TASK DETAILS —
Return all the data, word for word.
* Begin RECORDS TO USE *
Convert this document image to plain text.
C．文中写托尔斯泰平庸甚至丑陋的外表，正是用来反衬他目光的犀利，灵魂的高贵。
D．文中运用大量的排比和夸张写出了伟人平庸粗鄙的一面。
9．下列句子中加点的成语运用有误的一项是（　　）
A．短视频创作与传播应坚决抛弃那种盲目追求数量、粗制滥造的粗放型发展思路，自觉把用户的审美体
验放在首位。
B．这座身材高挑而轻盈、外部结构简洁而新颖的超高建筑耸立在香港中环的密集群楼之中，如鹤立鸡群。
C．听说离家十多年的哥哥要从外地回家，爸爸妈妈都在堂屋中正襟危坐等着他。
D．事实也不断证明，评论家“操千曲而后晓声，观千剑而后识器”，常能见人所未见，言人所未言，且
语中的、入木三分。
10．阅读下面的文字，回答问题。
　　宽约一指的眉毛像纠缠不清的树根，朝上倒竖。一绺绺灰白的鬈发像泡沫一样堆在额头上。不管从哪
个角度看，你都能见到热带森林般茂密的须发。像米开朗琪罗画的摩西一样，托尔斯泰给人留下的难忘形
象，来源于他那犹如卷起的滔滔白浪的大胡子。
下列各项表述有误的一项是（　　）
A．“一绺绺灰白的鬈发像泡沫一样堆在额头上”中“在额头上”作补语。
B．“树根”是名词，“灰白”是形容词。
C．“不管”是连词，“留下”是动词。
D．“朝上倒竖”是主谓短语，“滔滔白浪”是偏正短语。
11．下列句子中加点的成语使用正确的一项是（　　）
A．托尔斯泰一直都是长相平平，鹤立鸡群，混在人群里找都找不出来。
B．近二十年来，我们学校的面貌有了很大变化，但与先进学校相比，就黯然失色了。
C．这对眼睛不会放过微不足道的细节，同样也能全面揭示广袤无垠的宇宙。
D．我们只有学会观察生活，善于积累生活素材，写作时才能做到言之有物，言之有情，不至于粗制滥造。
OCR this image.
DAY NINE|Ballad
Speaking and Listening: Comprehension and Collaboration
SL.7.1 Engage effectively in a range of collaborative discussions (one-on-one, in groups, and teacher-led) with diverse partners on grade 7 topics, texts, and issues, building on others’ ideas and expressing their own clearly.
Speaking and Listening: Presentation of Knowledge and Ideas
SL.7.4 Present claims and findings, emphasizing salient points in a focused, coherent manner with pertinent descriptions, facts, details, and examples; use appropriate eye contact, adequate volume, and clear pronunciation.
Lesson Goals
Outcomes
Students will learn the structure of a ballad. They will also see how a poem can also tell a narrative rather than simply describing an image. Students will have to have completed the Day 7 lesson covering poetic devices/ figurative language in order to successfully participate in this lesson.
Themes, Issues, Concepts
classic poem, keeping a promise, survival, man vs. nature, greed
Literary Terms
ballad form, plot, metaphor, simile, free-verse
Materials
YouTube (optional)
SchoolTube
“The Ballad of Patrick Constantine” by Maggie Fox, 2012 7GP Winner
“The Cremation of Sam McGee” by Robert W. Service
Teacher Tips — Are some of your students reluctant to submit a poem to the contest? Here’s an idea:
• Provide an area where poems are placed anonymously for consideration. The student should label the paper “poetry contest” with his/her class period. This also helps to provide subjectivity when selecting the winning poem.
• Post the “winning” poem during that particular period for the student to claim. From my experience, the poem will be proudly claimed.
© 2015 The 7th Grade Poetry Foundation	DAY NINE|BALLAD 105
* End RECORDS TO USE *
TASK SOLUTION —
Convert this document image to plain text.
C．文中写托尔斯泰平庸甚至丑陋的外表，正是用来反衬他目光的犀利，灵魂的高贵。
D．文中运用大量的排比和夸张写出了伟人平庸粗鄙的一面。
9．下列句子中加点的成语运用有误的一项是（　　）
A．短视频创作与传播应坚决抛弃那种盲目追求数量、粗制滥造的粗放型发展思路，自觉把用户的审美体
验放在首位。
B．这座身材高挑而轻盈、外部结构简洁而新颖的超高建筑耸立在香港中环的密集群楼之中，如鹤立鸡群。
C．听说离家十多年的哥哥要从外地回家，爸爸妈妈都在堂屋中正襟危坐等着他。
D．事实也不断证明，评论家“操千曲而后晓声，观千剑而后识器”，常能见人所未见，言人所未言，且
语中的、入木三分。
10．阅读下面的文字，回答问题。
　　宽约一指的眉毛像纠缠不清的树根，朝上倒竖。一绺绺灰白的鬈发像泡沫一样堆在额头上。不管从哪
个角度看，你都能见到热带森林般茂密的须发。像米开朗琪罗画的摩西一样，托尔斯泰给人留下的难忘形
象，来源于他那犹如卷起的滔滔白浪的大胡子。
下列各项表述有误的一项是（　　）
A．“一绺绺灰白的鬈发像泡沫一样堆在额头上”中“在额头上”作补语。
B．“树根”是名词，“灰白”是形容词。
C．“不管”是连词，“留下”是动词。
D．“朝上倒竖”是主谓短语，“滔滔白浪”是偏正短语。
11．下列句子中加点的成语使用正确的一项是（　　）
A．托尔斯泰一直都是长相平平，鹤立鸡群，混在人群里找都找不出来。
B．近二十年来，我们学校的面貌有了很大变化，但与先进学校相比，就黯然失色了。
C．这对眼睛不会放过微不足道的细节，同样也能全面揭示广袤无垠的宇宙。
D．我们只有学会观察生活，善于积累生活素材，写作时才能做到言之有物，言之有情，不至于粗制滥造。
OCR this image.
DAY NINE|Ballad
Speaking and Listening: Comprehension and Collaboration
SL.7.1 Engage effectively in a range of collaborative discussions (one-on-one, in groups, and teacher-led) with diverse partners on grade 7 topics, texts, and issues, building on others’ ideas and expressing their own clearly.
Speaking and Listening: Presentation of Knowledge and Ideas
SL.7.4 Present claims and findings, emphasizing salient points in a focused, coherent manner with pertinent descriptions, facts, details, and examples; use appropriate eye contact, adequate volume, and clear pronunciation.
Lesson Goals
Outcomes
Students will learn the structure of a ballad. They will also see how a poem can also tell a narrative rather than simply describing an image. Students will have to have completed the Day 7 lesson covering poetic devices/ figurative language in order to successfully participate in this lesson.
Themes, Issues, Concepts
classic poem, keeping a promise, survival, man vs. nature, greed
Literary Terms
ballad form, plot, metaphor, simile, free-verse
Materials
YouTube (optional)
SchoolTube
“The Ballad of Patrick Constantine” by Maggie Fox, 2012 7GP Winner
“The Cremation of Sam McGee” by Robert W. Service
Teacher Tips — Are some of your students reluctant to submit a poem to the contest? Here’s an idea:
• Provide an area where poems are placed anonymously for consideration. The student should label the paper “poetry contest” with his/her class period. This also helps to provide subjectivity when selecting the winning poem.
• Post the “winning” poem during that particular period for the student to claim. From my experience, the poem will be proudly claimed.
© 2015 The 7th Grade Poetry Foundation	DAY NINE|BALLAD 105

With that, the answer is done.